● **ЗАДАНИЯ ДЛЯ ВЫПОЛНЕНИЯ**:
A: Перепишите без изменений фрагмент воспоминаний о Микеладзе, который начинается со слов "О чем шел тогда" и заканчивается словами "его хвалит очень.".
B: Переведите на английский язык следующее предложение из воспоминаний о Микеладзе: «Уже тогда, в первых с ним разговорах, я почувствовал силу его характера, точность и убедительность суждений».
C: Кратко изложите в виде списка абзац воспоминаний о Микеладзе, начинающийся словами «О чем шел тогда разговор», сохранив его основные факты.

● **ТЕКСТ ДОКУМЕНТА**:
О чем шел тогда разговор, теперь уже не восстановить. Но облик его с того вечера стоит в моей памяти неотступно. Он вежлив, корректен, разговаривая с вами, склоняется немного вперед. Эта вежливость без преувеличений и без подчеркиваний сочеталась у него с полной свободой прямых, нелицеприятных суждений о людях и об искусстве, иногда очень резких. Потом, познакомившись ближе, я узнал, что сдержанные манеры облекали быстрые переходы и пламенный, порою неудержимый темперамент.
– На чем он играет? – спросил я Иону Туския. – Великолепный валторнист! Он еще подростком в Тбилиси играл в оркестре у Мизандари. Тот его обожал как сына. Женя очень способный дирижер. Гаук его хвалит очень.
Я вернулся к Микеладзе. Разговаривая, формулируя мысль, он, не прерывая речи, отводил иногда взгляд в сторону и, устремив глаза мимо вашей головы куда-то вдаль и словно увидев там нужную ему мысль или образ, возвращался к вам взглядом и смотрел на вас твердо и убежденно. Уже тогда, в первых с ним разговорах, я почувствовал силу его характера, точность и убедительность суждений. Потом-то я уразумел окончательно, что даже его спокойный ответ, даже терпеливое разъяснение заключали такой волевой посыл, что буквально парализовали способность спорить, – вы торопились найти оборонительную позицию, но, покуда искали ее, он выдвигал перед вами новые доводы и вы уступали, чувствуя его право вести вас, внушать свое отношение к музыкальному сочинению и к исполнителю. Он был старше нас – людей одного поколения с ним. Не только годами, а еще больше опытом, зрелостью.

Данные сегментации страницы:
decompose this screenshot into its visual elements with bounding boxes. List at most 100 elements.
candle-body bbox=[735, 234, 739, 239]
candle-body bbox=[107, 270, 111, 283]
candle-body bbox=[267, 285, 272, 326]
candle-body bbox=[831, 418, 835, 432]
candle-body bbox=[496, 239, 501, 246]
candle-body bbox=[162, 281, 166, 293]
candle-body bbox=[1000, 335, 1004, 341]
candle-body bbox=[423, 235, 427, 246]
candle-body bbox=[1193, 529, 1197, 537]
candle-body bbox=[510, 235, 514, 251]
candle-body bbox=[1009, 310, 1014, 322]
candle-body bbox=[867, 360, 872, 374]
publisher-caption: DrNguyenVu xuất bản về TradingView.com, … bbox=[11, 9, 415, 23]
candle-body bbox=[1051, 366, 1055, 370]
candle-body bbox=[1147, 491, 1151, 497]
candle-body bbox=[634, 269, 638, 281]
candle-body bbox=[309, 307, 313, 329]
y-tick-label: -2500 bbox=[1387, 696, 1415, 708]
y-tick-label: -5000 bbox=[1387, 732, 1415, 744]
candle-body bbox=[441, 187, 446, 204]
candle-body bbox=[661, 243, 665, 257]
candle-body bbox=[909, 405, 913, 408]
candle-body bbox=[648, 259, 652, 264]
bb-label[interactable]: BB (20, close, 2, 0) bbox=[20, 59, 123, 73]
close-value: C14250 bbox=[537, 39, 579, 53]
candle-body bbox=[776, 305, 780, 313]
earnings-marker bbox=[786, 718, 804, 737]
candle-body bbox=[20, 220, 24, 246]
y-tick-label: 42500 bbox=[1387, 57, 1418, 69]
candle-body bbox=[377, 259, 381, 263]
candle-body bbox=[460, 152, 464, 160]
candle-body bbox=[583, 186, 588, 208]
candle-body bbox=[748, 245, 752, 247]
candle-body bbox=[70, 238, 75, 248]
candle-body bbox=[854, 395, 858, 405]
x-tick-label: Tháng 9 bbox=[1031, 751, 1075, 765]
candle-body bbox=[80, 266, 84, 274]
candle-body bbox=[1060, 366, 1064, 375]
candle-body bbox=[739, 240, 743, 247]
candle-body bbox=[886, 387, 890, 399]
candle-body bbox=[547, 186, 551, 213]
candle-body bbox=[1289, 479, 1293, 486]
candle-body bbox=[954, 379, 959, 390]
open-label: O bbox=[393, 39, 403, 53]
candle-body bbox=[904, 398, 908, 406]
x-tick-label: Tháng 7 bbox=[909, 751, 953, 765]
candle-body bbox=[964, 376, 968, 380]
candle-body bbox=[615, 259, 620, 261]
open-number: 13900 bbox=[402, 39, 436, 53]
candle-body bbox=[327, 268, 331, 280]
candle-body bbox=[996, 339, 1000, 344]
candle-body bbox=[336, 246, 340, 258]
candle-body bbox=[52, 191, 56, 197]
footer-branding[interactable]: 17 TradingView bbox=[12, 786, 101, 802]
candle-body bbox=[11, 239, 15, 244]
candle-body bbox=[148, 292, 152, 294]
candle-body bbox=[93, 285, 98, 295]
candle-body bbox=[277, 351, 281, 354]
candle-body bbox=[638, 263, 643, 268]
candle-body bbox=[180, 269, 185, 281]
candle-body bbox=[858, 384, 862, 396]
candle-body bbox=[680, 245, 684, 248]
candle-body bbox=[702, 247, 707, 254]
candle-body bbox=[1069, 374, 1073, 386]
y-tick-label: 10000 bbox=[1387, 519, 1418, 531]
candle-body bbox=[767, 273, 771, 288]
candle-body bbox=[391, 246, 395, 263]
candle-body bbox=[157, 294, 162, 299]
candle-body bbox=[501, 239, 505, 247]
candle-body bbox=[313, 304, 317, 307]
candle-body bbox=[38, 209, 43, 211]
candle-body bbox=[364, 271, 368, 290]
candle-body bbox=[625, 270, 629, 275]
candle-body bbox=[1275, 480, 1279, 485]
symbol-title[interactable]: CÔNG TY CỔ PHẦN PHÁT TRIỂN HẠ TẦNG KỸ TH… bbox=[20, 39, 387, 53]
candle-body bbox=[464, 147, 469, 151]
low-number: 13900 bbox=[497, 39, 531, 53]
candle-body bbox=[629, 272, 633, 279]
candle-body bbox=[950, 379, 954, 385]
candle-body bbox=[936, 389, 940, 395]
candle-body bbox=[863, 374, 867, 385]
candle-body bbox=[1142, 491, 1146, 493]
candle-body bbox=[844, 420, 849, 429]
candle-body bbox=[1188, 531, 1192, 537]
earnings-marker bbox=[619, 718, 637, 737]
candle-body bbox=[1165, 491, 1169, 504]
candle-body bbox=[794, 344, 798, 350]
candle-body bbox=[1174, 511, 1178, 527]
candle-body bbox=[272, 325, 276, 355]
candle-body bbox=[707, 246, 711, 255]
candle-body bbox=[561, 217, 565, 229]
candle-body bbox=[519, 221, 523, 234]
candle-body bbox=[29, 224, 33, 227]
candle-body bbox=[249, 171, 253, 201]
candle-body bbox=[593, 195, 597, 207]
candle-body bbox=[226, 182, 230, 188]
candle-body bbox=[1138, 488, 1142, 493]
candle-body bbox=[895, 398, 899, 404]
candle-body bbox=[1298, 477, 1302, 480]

● **СПИСОК ОТВЕТОВ**:
A:
О чем шел тогда разговор, теперь уже не восстановить. Но облик его с того вечера стоит в моей памяти неотступно. Он вежлив, корректен, разговаривая с вами, склоняется немного вперед. Эта вежливость без преувеличений и без подчеркиваний сочеталась у него с полной свободой прямых, нелицеприятных суждений о людях и об искусстве, иногда очень резких. Потом, познакомившись ближе, я узнал, что сдержанные манеры облекали быстрые переходы и пламенный, порою неудержимый темперамент.
– На чем он играет? – спросил я Иону Туския. – Великолепный валторнист! Он еще подростком в Тбилиси играл в оркестре у Мизандари. Тот его обожал как сына. Женя очень способный дирижер. Гаук его хвалит очень.

B: Even then, in my first conversations with him, I sensed the strength of his character and the precision and persuasiveness of his judgments.

C:
- Содержание того разговора восстановить уже нельзя, но облик собеседника с того вечера неотступно стоит в памяти.
- Он вежлив и корректен, а во время разговора немного склоняется вперед.
- Его сдержанная вежливость сочеталась с полной свободой прямых суждений о людях и искусстве, иногда очень резких.
- За сдержанными манерами скрывались быстрые переходы и пламенный, порой неудержимый темперамент.